▸ What is asked: Convert the listing below into a numbered list with one line per entry, omitting blank lines and the pictures.

▸ Information provided:
=-=-=
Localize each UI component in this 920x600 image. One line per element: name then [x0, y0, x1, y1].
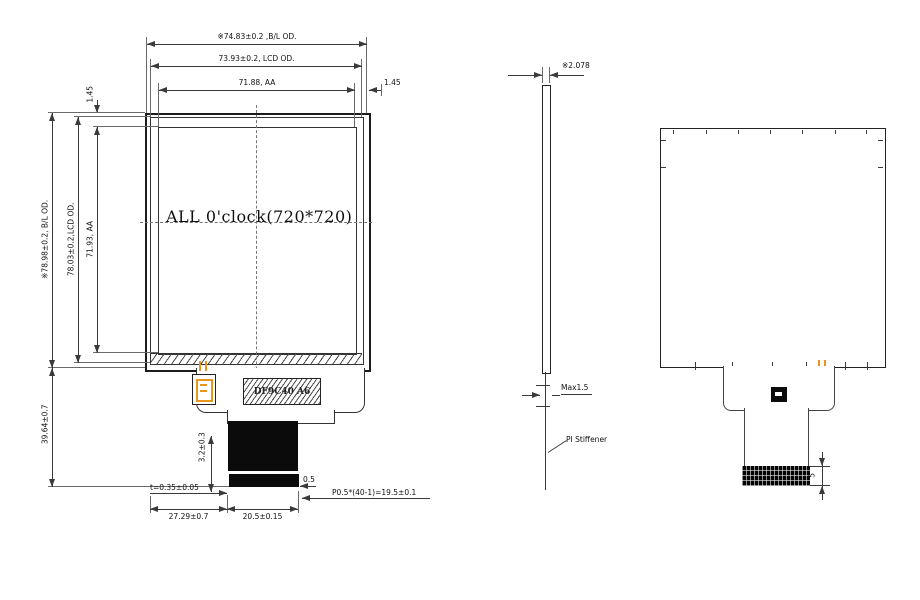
edge-tick	[867, 362, 868, 370]
extension-line	[146, 37, 147, 113]
edge-tick	[878, 167, 883, 168]
dim-line-bl-width	[147, 44, 367, 45]
bracket-tick	[536, 385, 550, 386]
extension-line	[74, 362, 150, 363]
dim-line-thickness-right	[550, 75, 584, 76]
extension-line	[48, 112, 145, 113]
dim-line-edge-gap	[300, 486, 316, 487]
edge-tick	[738, 130, 739, 134]
dim-arrow-up	[819, 486, 825, 494]
dim-line-fpc-max	[522, 395, 540, 396]
extension-line	[381, 84, 382, 96]
dim-line-right-margin	[369, 90, 381, 91]
dim-line-lcd-height	[78, 117, 79, 363]
dim-bl-height-label: ※78.98±0.2, B/L OD.	[42, 179, 51, 299]
dim-thickness-label: t=0.35±0.05	[150, 484, 199, 493]
extension-line	[93, 126, 158, 127]
dim-line-aa-height	[97, 127, 98, 353]
edge-tick	[770, 130, 771, 134]
extension-line	[542, 67, 543, 83]
edge-tick	[835, 130, 836, 134]
dim-right-margin-label: 1.45	[384, 79, 401, 88]
back-component-mark	[775, 392, 782, 396]
dim-line-aa-width	[159, 90, 355, 91]
dim-leader-pitch	[302, 498, 430, 499]
edge-tick	[878, 140, 883, 141]
front-fpc-contact-strip	[229, 474, 299, 487]
active-area-label: ALL 0'clock(720*720)	[166, 207, 352, 226]
dim-stiffener-height-label: 3.2±0.3	[199, 387, 208, 507]
edge-tick	[706, 130, 707, 134]
dim-leader	[552, 395, 560, 396]
dim-lcd-height-label: 78.03±0.2,LCD OD.	[68, 179, 77, 299]
dim-fpc-width-label: 20.5±0.15	[227, 513, 298, 522]
edge-tick	[673, 130, 674, 134]
side-fpc-tail-line	[545, 372, 546, 490]
edge-tick	[695, 362, 696, 370]
dim-tail-length-label: 39.64±0.7	[42, 364, 51, 484]
dim-leader-thickness	[150, 493, 227, 494]
dim-line-bl-height	[52, 113, 53, 368]
dim-line-fpc-outer-width	[150, 509, 227, 510]
lcd-module-outline-drawing: ALL 0'clock(720*720) ※74.83±0.2 ,B/L OD.…	[0, 0, 920, 600]
driver-ic-hatch-overlay	[244, 379, 320, 404]
extension-line	[93, 352, 158, 353]
leader-line	[548, 440, 567, 453]
back-panel-outline	[660, 128, 886, 368]
dim-arrow-down	[819, 458, 825, 466]
dim-bl-width-label: ※74.83±0.2 ,B/L OD.	[147, 33, 367, 42]
dim-pitch-label: P0.5*(40-1)=19.5±0.1	[332, 489, 416, 498]
extension-line	[298, 491, 299, 513]
extension-line	[48, 367, 145, 368]
front-component-mark	[200, 384, 207, 386]
extension-line	[74, 116, 150, 117]
dim-aa-height-label: 71.93, AA	[87, 179, 96, 299]
back-fpc-tail	[744, 408, 809, 469]
dim-line-stiffener-height	[211, 436, 212, 492]
front-driver-ic-marking: DF9C40 A6	[243, 378, 321, 405]
front-orange-tick	[205, 361, 207, 371]
dim-fpc-outer-width-label: 27.29±0.7	[150, 513, 227, 522]
dim-fpc-max-label: Max1.5	[561, 384, 592, 395]
dim-line-tail-length	[52, 368, 53, 487]
dim-line-lcd-width	[151, 66, 362, 67]
edge-tick	[661, 140, 666, 141]
edge-tick	[802, 130, 803, 134]
dim-aa-width-label: 71.88, AA	[159, 79, 355, 88]
front-fpc-stiffener-block	[228, 421, 298, 471]
dim-line-thickness-left	[508, 75, 542, 76]
dim-thickness-total-label: ※2.078	[562, 62, 590, 71]
bracket-tick	[536, 406, 550, 407]
pi-stiffener-label: PI Stiffener	[566, 436, 607, 445]
back-contact-strip	[742, 466, 810, 486]
dim-line-fpc-width	[227, 509, 298, 510]
front-orange-tick	[199, 361, 201, 371]
edge-tick	[845, 362, 846, 370]
dim-connector-height-label: 5	[809, 455, 818, 495]
dim-top-margin-label: 1.45	[87, 74, 96, 114]
front-active-area-outline	[158, 127, 357, 355]
edge-tick	[661, 167, 666, 168]
dim-lcd-width-label: 73.93±0.2, LCD OD.	[151, 55, 362, 64]
side-panel-profile	[542, 85, 551, 374]
extension-line	[366, 37, 367, 113]
edge-tick	[866, 130, 867, 134]
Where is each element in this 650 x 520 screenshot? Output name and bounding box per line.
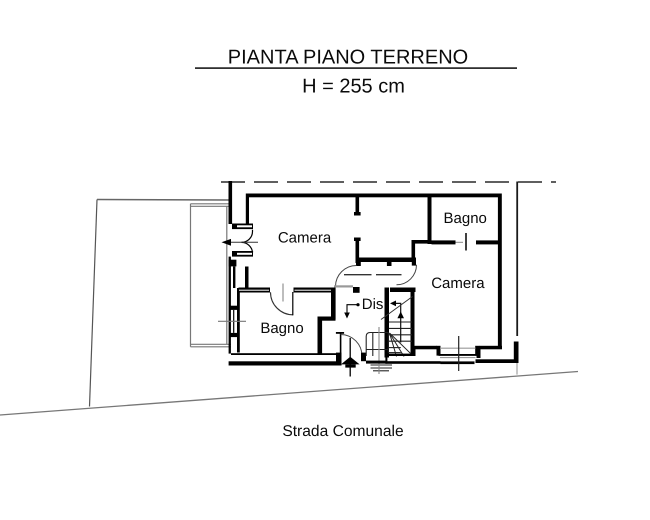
- svg-text:Strada Comunale: Strada Comunale: [282, 423, 403, 440]
- svg-text:Bagno: Bagno: [444, 210, 487, 227]
- svg-text:PIANTA PIANO TERRENO: PIANTA PIANO TERRENO: [228, 47, 468, 69]
- svg-text:Camera: Camera: [278, 230, 332, 247]
- svg-text:Dis.: Dis.: [362, 296, 388, 313]
- svg-text:Camera: Camera: [431, 275, 485, 292]
- svg-text:Bagno: Bagno: [260, 320, 303, 337]
- svg-text:H = 255 cm: H = 255 cm: [302, 76, 405, 98]
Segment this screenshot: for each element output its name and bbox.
=-=-=
▸ Response below:
1. Localize each UI component in this 920x600 image. One line per element: name then [x0, y0, x1, y1].
2. edge-tick	[867, 362, 868, 370]
3. extension-line	[146, 37, 147, 113]
4. edge-tick	[878, 167, 883, 168]
5. dim-line-bl-width	[147, 44, 367, 45]
6. bracket-tick	[536, 385, 550, 386]
7. extension-line	[74, 362, 150, 363]
8. dim-line-thickness-right	[550, 75, 584, 76]
9. extension-line	[48, 112, 145, 113]
10. dim-line-edge-gap	[300, 486, 316, 487]
11. edge-tick	[738, 130, 739, 134]
12. dim-arrow-up	[819, 486, 825, 494]
13. dim-line-fpc-max	[522, 395, 540, 396]
14. extension-line	[381, 84, 382, 96]
15. dim-line-right-margin	[369, 90, 381, 91]
16. dim-line-lcd-height	[78, 117, 79, 363]
17. dim-bl-height-label: ※78.98±0.2, B/L OD.	[42, 179, 51, 299]
18. dim-thickness-label: t=0.35±0.05	[150, 484, 199, 493]
19. extension-line	[93, 126, 158, 127]
20. dim-line-aa-height	[97, 127, 98, 353]
21. edge-tick	[770, 130, 771, 134]
22. extension-line	[542, 67, 543, 83]
23. edge-tick	[835, 130, 836, 134]
24. dim-right-margin-label: 1.45	[384, 79, 401, 88]
25. back-component-mark	[775, 392, 782, 396]
26. dim-line-aa-width	[159, 90, 355, 91]
27. dim-leader-pitch	[302, 498, 430, 499]
28. edge-tick	[878, 140, 883, 141]
29. front-fpc-contact-strip	[229, 474, 299, 487]
30. active-area-label: ALL 0'clock(720*720)	[166, 207, 352, 226]
31. dim-stiffener-height-label: 3.2±0.3	[199, 387, 208, 507]
32. edge-tick	[706, 130, 707, 134]
33. dim-leader	[552, 395, 560, 396]
34. dim-lcd-height-label: 78.03±0.2,LCD OD.	[68, 179, 77, 299]
35. dim-fpc-width-label: 20.5±0.15	[227, 513, 298, 522]
36. edge-tick	[673, 130, 674, 134]
37. side-fpc-tail-line	[545, 372, 546, 490]
38. edge-tick	[695, 362, 696, 370]
39. dim-tail-length-label: 39.64±0.7	[42, 364, 51, 484]
40. dim-leader-thickness	[150, 493, 227, 494]
41. dim-line-bl-height	[52, 113, 53, 368]
42. dim-line-fpc-outer-width	[150, 509, 227, 510]
43. lcd-module-outline-drawing: ALL 0'clock(720*720) ※74.83±0.2 ,B/L OD.…	[0, 0, 920, 600]
44. driver-ic-hatch-overlay	[244, 379, 320, 404]
45. extension-line	[93, 352, 158, 353]
46. leader-line	[548, 440, 567, 453]
47. back-panel-outline	[660, 128, 886, 368]
48. dim-arrow-down	[819, 458, 825, 466]
49. dim-bl-width-label: ※74.83±0.2 ,B/L OD.	[147, 33, 367, 42]
50. dim-pitch-label: P0.5*(40-1)=19.5±0.1	[332, 489, 416, 498]
51. extension-line	[298, 491, 299, 513]
52. extension-line	[48, 367, 145, 368]
53. front-component-mark	[200, 384, 207, 386]
54. extension-line	[74, 116, 150, 117]
55. dim-aa-height-label: 71.93, AA	[87, 179, 96, 299]
56. back-fpc-tail	[744, 408, 809, 469]
57. dim-line-stiffener-height	[211, 436, 212, 492]
58. front-driver-ic-marking: DF9C40 A6	[243, 378, 321, 405]
59. front-orange-tick	[205, 361, 207, 371]
60. dim-fpc-outer-width-label: 27.29±0.7	[150, 513, 227, 522]
61. dim-fpc-max-label: Max1.5	[561, 384, 592, 395]
62. dim-line-tail-length	[52, 368, 53, 487]
63. dim-line-lcd-width	[151, 66, 362, 67]
64. edge-tick	[661, 140, 666, 141]
65. edge-tick	[802, 130, 803, 134]
66. dim-aa-width-label: 71.88, AA	[159, 79, 355, 88]
67. front-fpc-stiffener-block	[228, 421, 298, 471]
68. dim-line-thickness-left	[508, 75, 542, 76]
69. dim-thickness-total-label: ※2.078	[562, 62, 590, 71]
70. bracket-tick	[536, 406, 550, 407]
71. pi-stiffener-label: PI Stiffener	[566, 436, 607, 445]
72. back-contact-strip	[742, 466, 810, 486]
73. dim-line-fpc-width	[227, 509, 298, 510]
74. front-orange-tick	[199, 361, 201, 371]
75. edge-tick	[845, 362, 846, 370]
76. dim-connector-height-label: 5	[809, 455, 818, 495]
77. dim-top-margin-label: 1.45	[87, 74, 96, 114]
78. front-active-area-outline	[158, 127, 357, 355]
79. edge-tick	[661, 167, 666, 168]
80. dim-lcd-width-label: 73.93±0.2, LCD OD.	[151, 55, 362, 64]
81. side-panel-profile	[542, 85, 551, 374]
82. extension-line	[366, 37, 367, 113]
83. edge-tick	[866, 130, 867, 134]
84. Where is each element in this 650 x 520 screenshot? Output name and bounding box per line.
85. - svg-text:Strada Comunale: Strada Comunale: [282, 423, 403, 440]
86. - svg-text:Bagno: Bagno: [444, 210, 487, 227]
87. - svg-text:PIANTA PIANO TERRENO: PIANTA PIANO TERRENO: [228, 47, 468, 69]
88. - svg-text:Camera: Camera: [278, 230, 332, 247]
89. - svg-text:Dis.: Dis.: [362, 296, 388, 313]
90. - svg-text:Camera: Camera: [431, 275, 485, 292]
91. - svg-text:Bagno: Bagno: [260, 320, 303, 337]
92. - svg-text:H = 255 cm: H = 255 cm: [302, 76, 405, 98]
93. Segment this screenshot: for each element output its name and bbox.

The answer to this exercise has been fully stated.